→ **Required task**:
Your task is to transcribe the data in full.

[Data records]
####
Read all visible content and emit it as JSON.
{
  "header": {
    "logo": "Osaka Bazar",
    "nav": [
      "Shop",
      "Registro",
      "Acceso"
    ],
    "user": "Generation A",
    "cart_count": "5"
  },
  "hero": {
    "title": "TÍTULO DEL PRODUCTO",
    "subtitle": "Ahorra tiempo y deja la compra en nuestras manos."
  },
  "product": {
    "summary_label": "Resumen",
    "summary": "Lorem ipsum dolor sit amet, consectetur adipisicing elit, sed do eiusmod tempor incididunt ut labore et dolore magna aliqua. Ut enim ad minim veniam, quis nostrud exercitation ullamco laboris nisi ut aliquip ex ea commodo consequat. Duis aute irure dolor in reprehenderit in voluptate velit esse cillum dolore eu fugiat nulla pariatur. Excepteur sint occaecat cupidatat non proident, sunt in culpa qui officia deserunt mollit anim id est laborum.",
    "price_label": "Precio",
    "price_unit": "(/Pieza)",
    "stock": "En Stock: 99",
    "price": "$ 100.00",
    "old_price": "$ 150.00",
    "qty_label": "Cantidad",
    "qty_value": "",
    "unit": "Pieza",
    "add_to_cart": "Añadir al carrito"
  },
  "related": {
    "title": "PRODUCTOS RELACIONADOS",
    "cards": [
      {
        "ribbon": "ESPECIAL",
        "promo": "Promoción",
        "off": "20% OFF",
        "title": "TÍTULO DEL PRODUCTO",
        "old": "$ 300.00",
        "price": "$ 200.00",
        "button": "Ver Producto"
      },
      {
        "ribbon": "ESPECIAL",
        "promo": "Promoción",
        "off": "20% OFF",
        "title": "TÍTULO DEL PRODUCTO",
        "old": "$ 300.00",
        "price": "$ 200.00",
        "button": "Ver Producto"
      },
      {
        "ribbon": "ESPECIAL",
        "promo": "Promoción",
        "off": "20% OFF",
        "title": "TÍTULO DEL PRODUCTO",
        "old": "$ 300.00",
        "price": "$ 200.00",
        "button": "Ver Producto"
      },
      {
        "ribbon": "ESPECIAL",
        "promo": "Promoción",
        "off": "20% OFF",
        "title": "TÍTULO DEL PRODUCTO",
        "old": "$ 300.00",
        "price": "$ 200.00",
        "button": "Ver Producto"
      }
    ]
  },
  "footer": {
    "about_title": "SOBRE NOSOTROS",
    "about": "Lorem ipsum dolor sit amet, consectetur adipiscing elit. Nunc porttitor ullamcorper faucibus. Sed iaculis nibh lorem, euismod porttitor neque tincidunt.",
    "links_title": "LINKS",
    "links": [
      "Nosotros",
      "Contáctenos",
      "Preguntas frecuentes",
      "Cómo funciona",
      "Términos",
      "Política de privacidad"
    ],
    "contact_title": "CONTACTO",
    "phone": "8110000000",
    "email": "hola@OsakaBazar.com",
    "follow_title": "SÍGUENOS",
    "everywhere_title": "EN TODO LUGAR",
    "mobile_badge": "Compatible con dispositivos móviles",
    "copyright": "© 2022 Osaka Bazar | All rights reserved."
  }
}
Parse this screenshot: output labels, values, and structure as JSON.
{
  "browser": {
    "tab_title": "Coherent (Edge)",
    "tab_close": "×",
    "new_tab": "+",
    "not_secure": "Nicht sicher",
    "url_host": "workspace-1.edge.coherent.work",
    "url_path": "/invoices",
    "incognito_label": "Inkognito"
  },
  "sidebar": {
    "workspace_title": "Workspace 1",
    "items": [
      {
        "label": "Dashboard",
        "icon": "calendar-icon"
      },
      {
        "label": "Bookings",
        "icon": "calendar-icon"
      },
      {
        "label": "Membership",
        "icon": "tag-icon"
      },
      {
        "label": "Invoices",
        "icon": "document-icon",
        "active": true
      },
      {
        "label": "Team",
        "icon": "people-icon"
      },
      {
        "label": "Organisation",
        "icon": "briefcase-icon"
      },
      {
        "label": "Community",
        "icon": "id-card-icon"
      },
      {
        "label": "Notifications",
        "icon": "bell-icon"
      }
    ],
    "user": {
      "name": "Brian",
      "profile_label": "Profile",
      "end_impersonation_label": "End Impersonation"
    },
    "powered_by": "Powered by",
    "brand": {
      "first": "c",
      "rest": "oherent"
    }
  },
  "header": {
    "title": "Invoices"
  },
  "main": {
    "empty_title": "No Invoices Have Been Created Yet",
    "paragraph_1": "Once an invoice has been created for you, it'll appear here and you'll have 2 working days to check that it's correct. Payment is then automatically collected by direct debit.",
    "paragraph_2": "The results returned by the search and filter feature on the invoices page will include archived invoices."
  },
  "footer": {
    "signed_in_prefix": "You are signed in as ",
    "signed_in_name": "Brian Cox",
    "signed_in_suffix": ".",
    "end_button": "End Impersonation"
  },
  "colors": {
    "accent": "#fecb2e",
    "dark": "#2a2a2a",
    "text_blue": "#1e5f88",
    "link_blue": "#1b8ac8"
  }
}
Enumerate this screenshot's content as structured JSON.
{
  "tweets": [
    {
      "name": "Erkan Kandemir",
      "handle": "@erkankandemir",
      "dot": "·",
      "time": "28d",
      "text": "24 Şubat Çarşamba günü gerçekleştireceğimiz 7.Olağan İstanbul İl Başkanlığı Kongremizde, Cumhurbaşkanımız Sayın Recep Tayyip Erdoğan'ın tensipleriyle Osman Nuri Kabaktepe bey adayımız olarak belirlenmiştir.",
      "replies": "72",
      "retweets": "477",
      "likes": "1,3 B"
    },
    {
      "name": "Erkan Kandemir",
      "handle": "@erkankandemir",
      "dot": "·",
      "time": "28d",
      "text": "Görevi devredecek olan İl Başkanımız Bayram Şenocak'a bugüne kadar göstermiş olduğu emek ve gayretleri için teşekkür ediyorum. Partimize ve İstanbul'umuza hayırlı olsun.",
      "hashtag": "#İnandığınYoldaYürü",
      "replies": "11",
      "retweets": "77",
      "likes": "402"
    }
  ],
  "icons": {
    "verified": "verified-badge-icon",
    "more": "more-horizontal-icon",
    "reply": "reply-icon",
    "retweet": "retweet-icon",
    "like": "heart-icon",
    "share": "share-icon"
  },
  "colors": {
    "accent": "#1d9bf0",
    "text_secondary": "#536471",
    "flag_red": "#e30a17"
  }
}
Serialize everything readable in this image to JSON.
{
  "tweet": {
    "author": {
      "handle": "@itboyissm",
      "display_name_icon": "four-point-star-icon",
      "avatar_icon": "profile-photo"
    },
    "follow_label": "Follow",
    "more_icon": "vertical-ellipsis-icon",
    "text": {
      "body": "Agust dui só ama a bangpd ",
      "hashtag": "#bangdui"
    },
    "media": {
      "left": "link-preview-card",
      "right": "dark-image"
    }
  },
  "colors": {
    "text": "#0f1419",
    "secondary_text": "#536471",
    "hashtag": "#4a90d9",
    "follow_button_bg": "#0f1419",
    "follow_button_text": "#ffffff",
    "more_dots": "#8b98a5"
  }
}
####
→ **The response**:
Read all visible content and emit it as JSON.
{
  "header": {
    "logo": "Osaka Bazar",
    "nav": [
      "Shop",
      "Registro",
      "Acceso"
    ],
    "user": "Generation A",
    "cart_count": "5"
  },
  "hero": {
    "title": "TÍTULO DEL PRODUCTO",
    "subtitle": "Ahorra tiempo y deja la compra en nuestras manos."
  },
  "product": {
    "summary_label": "Resumen",
    "summary": "Lorem ipsum dolor sit amet, consectetur adipisicing elit, sed do eiusmod tempor incididunt ut labore et dolore magna aliqua. Ut enim ad minim veniam, quis nostrud exercitation ullamco laboris nisi ut aliquip ex ea commodo consequat. Duis aute irure dolor in reprehenderit in voluptate velit esse cillum dolore eu fugiat nulla pariatur. Excepteur sint occaecat cupidatat non proident, sunt in culpa qui officia deserunt mollit anim id est laborum.",
    "price_label": "Precio",
    "price_unit": "(/Pieza)",
    "stock": "En Stock: 99",
    "price": "$ 100.00",
    "old_price": "$ 150.00",
    "qty_label": "Cantidad",
    "qty_value": "",
    "unit": "Pieza",
    "add_to_cart": "Añadir al carrito"
  },
  "related": {
    "title": "PRODUCTOS RELACIONADOS",
    "cards": [
      {
        "ribbon": "ESPECIAL",
        "promo": "Promoción",
        "off": "20% OFF",
        "title": "TÍTULO DEL PRODUCTO",
        "old": "$ 300.00",
        "price": "$ 200.00",
        "button": "Ver Producto"
      },
      {
        "ribbon": "ESPECIAL",
        "promo": "Promoción",
        "off": "20% OFF",
        "title": "TÍTULO DEL PRODUCTO",
        "old": "$ 300.00",
        "price": "$ 200.00",
        "button": "Ver Producto"
      },
      {
        "ribbon": "ESPECIAL",
        "promo": "Promoción",
        "off": "20% OFF",
        "title": "TÍTULO DEL PRODUCTO",
        "old": "$ 300.00",
        "price": "$ 200.00",
        "button": "Ver Producto"
      },
      {
        "ribbon": "ESPECIAL",
        "promo": "Promoción",
        "off": "20% OFF",
        "title": "TÍTULO DEL PRODUCTO",
        "old": "$ 300.00",
        "price": "$ 200.00",
        "button": "Ver Producto"
      }
    ]
  },
  "footer": {
    "about_title": "SOBRE NOSOTROS",
    "about": "Lorem ipsum dolor sit amet, consectetur adipiscing elit. Nunc porttitor ullamcorper faucibus. Sed iaculis nibh lorem, euismod porttitor neque tincidunt.",
    "links_title": "LINKS",
    "links": [
      "Nosotros",
      "Contáctenos",
      "Preguntas frecuentes",
      "Cómo funciona",
      "Términos",
      "Política de privacidad"
    ],
    "contact_title": "CONTACTO",
    "phone": "8110000000",
    "email": "hola@OsakaBazar.com",
    "follow_title": "SÍGUENOS",
    "everywhere_title": "EN TODO LUGAR",
    "mobile_badge": "Compatible con dispositivos móviles",
    "copyright": "© 2022 Osaka Bazar | All rights reserved."
  }
}
Parse this screenshot: output labels, values, and structure as JSON.
{
  "browser": {
    "tab_title": "Coherent (Edge)",
    "tab_close": "×",
    "new_tab": "+",
    "not_secure": "Nicht sicher",
    "url_host": "workspace-1.edge.coherent.work",
    "url_path": "/invoices",
    "incognito_label": "Inkognito"
  },
  "sidebar": {
    "workspace_title": "Workspace 1",
    "items": [
      {
        "label": "Dashboard",
        "icon": "calendar-icon"
      },
      {
        "label": "Bookings",
        "icon": "calendar-icon"
      },
      {
        "label": "Membership",
        "icon": "tag-icon"
      },
      {
        "label": "Invoices",
        "icon": "document-icon",
        "active": true
      },
      {
        "label": "Team",
        "icon": "people-icon"
      },
      {
        "label": "Organisation",
        "icon": "briefcase-icon"
      },
      {
        "label": "Community",
        "icon": "id-card-icon"
      },
      {
        "label": "Notifications",
        "icon": "bell-icon"
      }
    ],
    "user": {
      "name": "Brian",
      "profile_label": "Profile",
      "end_impersonation_label": "End Impersonation"
    },
    "powered_by": "Powered by",
    "brand": {
      "first": "c",
      "rest": "oherent"
    }
  },
  "header": {
    "title": "Invoices"
  },
  "main": {
    "empty_title": "No Invoices Have Been Created Yet",
    "paragraph_1": "Once an invoice has been created for you, it'll appear here and you'll have 2 working days to check that it's correct. Payment is then automatically collected by direct debit.",
    "paragraph_2": "The results returned by the search and filter feature on the invoices page will include archived invoices."
  },
  "footer": {
    "signed_in_prefix": "You are signed in as ",
    "signed_in_name": "Brian Cox",
    "signed_in_suffix": ".",
    "end_button": "End Impersonation"
  },
  "colors": {
    "accent": "#fecb2e",
    "dark": "#2a2a2a",
    "text_blue": "#1e5f88",
    "link_blue": "#1b8ac8"
  }
}
Enumerate this screenshot's content as structured JSON.
{
  "tweets": [
    {
      "name": "Erkan Kandemir",
      "handle": "@erkankandemir",
      "dot": "·",
      "time": "28d",
      "text": "24 Şubat Çarşamba günü gerçekleştireceğimiz 7.Olağan İstanbul İl Başkanlığı Kongremizde, Cumhurbaşkanımız Sayın Recep Tayyip Erdoğan'ın tensipleriyle Osman Nuri Kabaktepe bey adayımız olarak belirlenmiştir.",
      "replies": "72",
      "retweets": "477",
      "likes": "1,3 B"
    },
    {
      "name": "Erkan Kandemir",
      "handle": "@erkankandemir",
      "dot": "·",
      "time": "28d",
      "text": "Görevi devredecek olan İl Başkanımız Bayram Şenocak'a bugüne kadar göstermiş olduğu emek ve gayretleri için teşekkür ediyorum. Partimize ve İstanbul'umuza hayırlı olsun.",
      "hashtag": "#İnandığınYoldaYürü",
      "replies": "11",
      "retweets": "77",
      "likes": "402"
    }
  ],
  "icons": {
    "verified": "verified-badge-icon",
    "more": "more-horizontal-icon",
    "reply": "reply-icon",
    "retweet": "retweet-icon",
    "like": "heart-icon",
    "share": "share-icon"
  },
  "colors": {
    "accent": "#1d9bf0",
    "text_secondary": "#536471",
    "flag_red": "#e30a17"
  }
}
Serialize everything readable in this image to JSON.
{
  "tweet": {
    "author": {
      "handle": "@itboyissm",
      "display_name_icon": "four-point-star-icon",
      "avatar_icon": "profile-photo"
    },
    "follow_label": "Follow",
    "more_icon": "vertical-ellipsis-icon",
    "text": {
      "body": "Agust dui só ama a bangpd ",
      "hashtag": "#bangdui"
    },
    "media": {
      "left": "link-preview-card",
      "right": "dark-image"
    }
  },
  "colors": {
    "text": "#0f1419",
    "secondary_text": "#536471",
    "hashtag": "#4a90d9",
    "follow_button_bg": "#0f1419",
    "follow_button_text": "#ffffff",
    "more_dots": "#8b98a5"
  }
}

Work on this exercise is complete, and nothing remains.